EXTRACTED TEXT —
______

Photopoints Photopoints are a photographic record of changes occurring at a site over time, taken from the same point each time. They are an excellent tool for demonstrating progress to members of community groups, the public, and funding bodies.

Setting up a photopoint • Choose sites that will best represent the work undertaken at the site, such as an area with significant ecological values, or a heavily infested area. • Place a permanent marker such as a stake at the point from which the photo will be taken each time. • Label an A4 card with the date and photopoint location, and attach to another stake approximately 10 metres from the camera position. • Stand at the marker, face the labelling card, and take the photo. The description also includes some important tips for standardising photopoints: • Align markers north to south to avoid excessive sun or shadow, and to make it easy to remember which direction to take the photo if the markers are removed. • Try to include a distinctive object in each photo, such as a tree or fence post, that will be there each time. • Use the same camera and film type (or the same settings on a digital camera), and take the photos from the same height (rest the camera on the stake), with the same zoom settings. • Take photos as frequently as required to reflect changes at the site, but ensure that photos are taken at the same time each year to make valid comparisons. • Label each photo with the date, location, and the reason for taking the photo (e.g. annual monitoring, before and after weed removal). Measuring density Density is defined as the number of individual plants per unit area – for example 100 plants per hectare. Density is a good measure of population size, as populations will respond to most control treatments by a change in the number of individuals (of various age classes), rather than a change in vigour or plant size.

______

EXERCISE MATERIAL —

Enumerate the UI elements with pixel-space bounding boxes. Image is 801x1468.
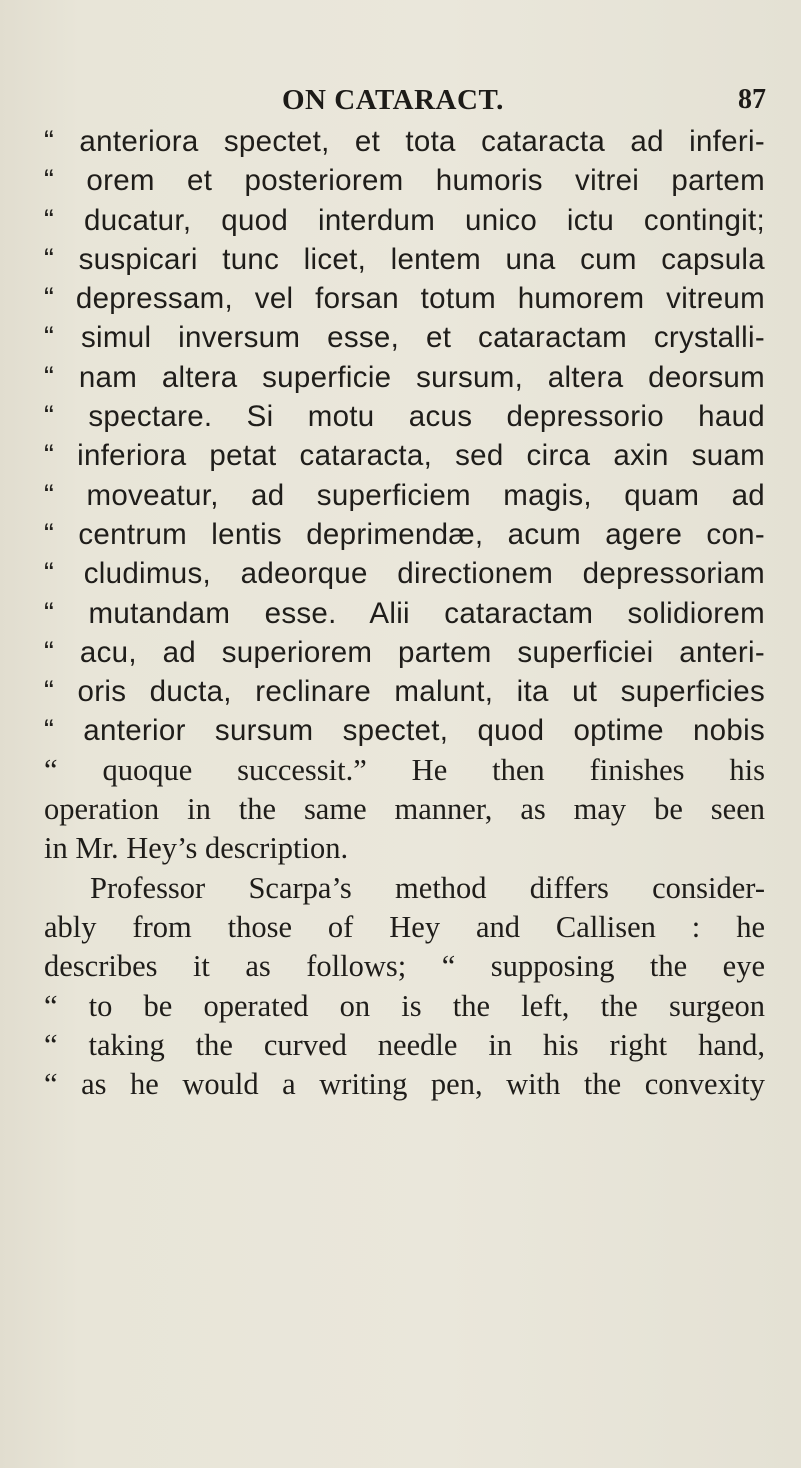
text-line: “ as he would a writing pen, with the convexity bbox=[44, 1067, 765, 1102]
text-line: “ orem et posteriorem humoris vitrei partem bbox=[44, 164, 765, 198]
text-line: “ anterior sursum spectet, quod optime nobis bbox=[44, 714, 765, 748]
text-line: “ acu, ad superiorem partem superficiei anteri- bbox=[44, 635, 765, 669]
text-line: “ ducatur, quod interdum unico ictu contingit; bbox=[44, 203, 765, 237]
paragraph-first-line: Professor Scarpa’s method differs consider- bbox=[90, 870, 765, 905]
text-line: in Mr. Hey’s description. bbox=[44, 831, 349, 866]
text-line: “ taking the curved needle in his right hand, bbox=[44, 1027, 765, 1062]
text-line: “ cludimus, adeorque directionem depressoriam bbox=[44, 557, 765, 591]
text-line: “ mutandam esse. Alii cataractam solidiorem bbox=[44, 596, 765, 630]
text-line: “ to be operated on is the left, the surgeon bbox=[44, 988, 765, 1023]
text-line: describes it as follows; “ supposing the eye bbox=[44, 949, 765, 984]
text-line: ably from those of Hey and Callisen : he bbox=[44, 909, 765, 944]
text-line: “ nam altera superficie sursum, altera deorsum bbox=[44, 360, 765, 394]
body-text bbox=[44, 122, 765, 1104]
text-line: “ anteriora spectet, et tota cataracta ad inferi- bbox=[44, 125, 765, 158]
text-line: “ centrum lentis deprimendæ, acum agere con- bbox=[44, 517, 765, 551]
text-line: “ simul inversum esse, et cataractam crystalli- bbox=[44, 321, 765, 355]
page-number: 87 bbox=[738, 84, 766, 115]
text-line: “ suspicari tunc licet, lentem una cum capsula bbox=[44, 242, 765, 276]
text-line: “ depressam, vel forsan totum humorem vitreum bbox=[44, 282, 765, 316]
text-line: “ oris ducta, reclinare malunt, ita ut superficies bbox=[44, 675, 765, 709]
text-line: “ moveatur, ad superficiem magis, quam ad bbox=[44, 478, 765, 512]
text-line: “ spectare. Si motu acus depressorio haud bbox=[44, 400, 765, 434]
running-head bbox=[0, 84, 801, 124]
text-line: “ quoque successit.” He then finishes his bbox=[44, 752, 765, 787]
text-line: operation in the same manner, as may be seen bbox=[44, 792, 765, 827]
text-line: “ inferiora petat cataracta, sed circa axin suam bbox=[44, 439, 765, 473]
running-title: ON CATARACT. bbox=[282, 84, 504, 116]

______

TASK LIST —
1/ Copy the passage of the photopoints text that starts at "Photopoints Photopoints are" and ends at "and funding bodies.".
2/ In the records, repeat the lines starting at the line that contains "1067, 765, 1102]" and ending at the line that contains "text-line: ably from", and nothing else.

OUTPUTS BY TASK —
1/
Photopoints Photopoints are a photographic record of changes occurring at a site over time, taken from the same point each time. They are an excellent tool for demonstrating progress to members of community groups, the public, and funding bodies.

2/
text-line: “ as he would a writing pen, with the convexity bbox=[44, 1067, 765, 1102]
text-line: “ orem et posteriorem humoris vitrei partem bbox=[44, 164, 765, 198]
text-line: “ anterior sursum spectet, quod optime nobis bbox=[44, 714, 765, 748]
text-line: “ acu, ad superiorem partem superficiei anteri- bbox=[44, 635, 765, 669]
text-line: “ ducatur, quod interdum unico ictu contingit; bbox=[44, 203, 765, 237]
paragraph-first-line: Professor Scarpa’s method differs consider- bbox=[90, 870, 765, 905]
text-line: in Mr. Hey’s description. bbox=[44, 831, 349, 866]
text-line: “ taking the curved needle in his right hand, bbox=[44, 1027, 765, 1062]
text-line: “ cludimus, adeorque directionem depressoriam bbox=[44, 557, 765, 591]
text-line: “ mutandam esse. Alii cataractam solidiorem bbox=[44, 596, 765, 630]
text-line: “ to be operated on is the left, the surgeon bbox=[44, 988, 765, 1023]
text-line: describes it as follows; “ supposing the eye bbox=[44, 949, 765, 984]
text-line: ably from those of Hey and Callisen : he bbox=[44, 909, 765, 944]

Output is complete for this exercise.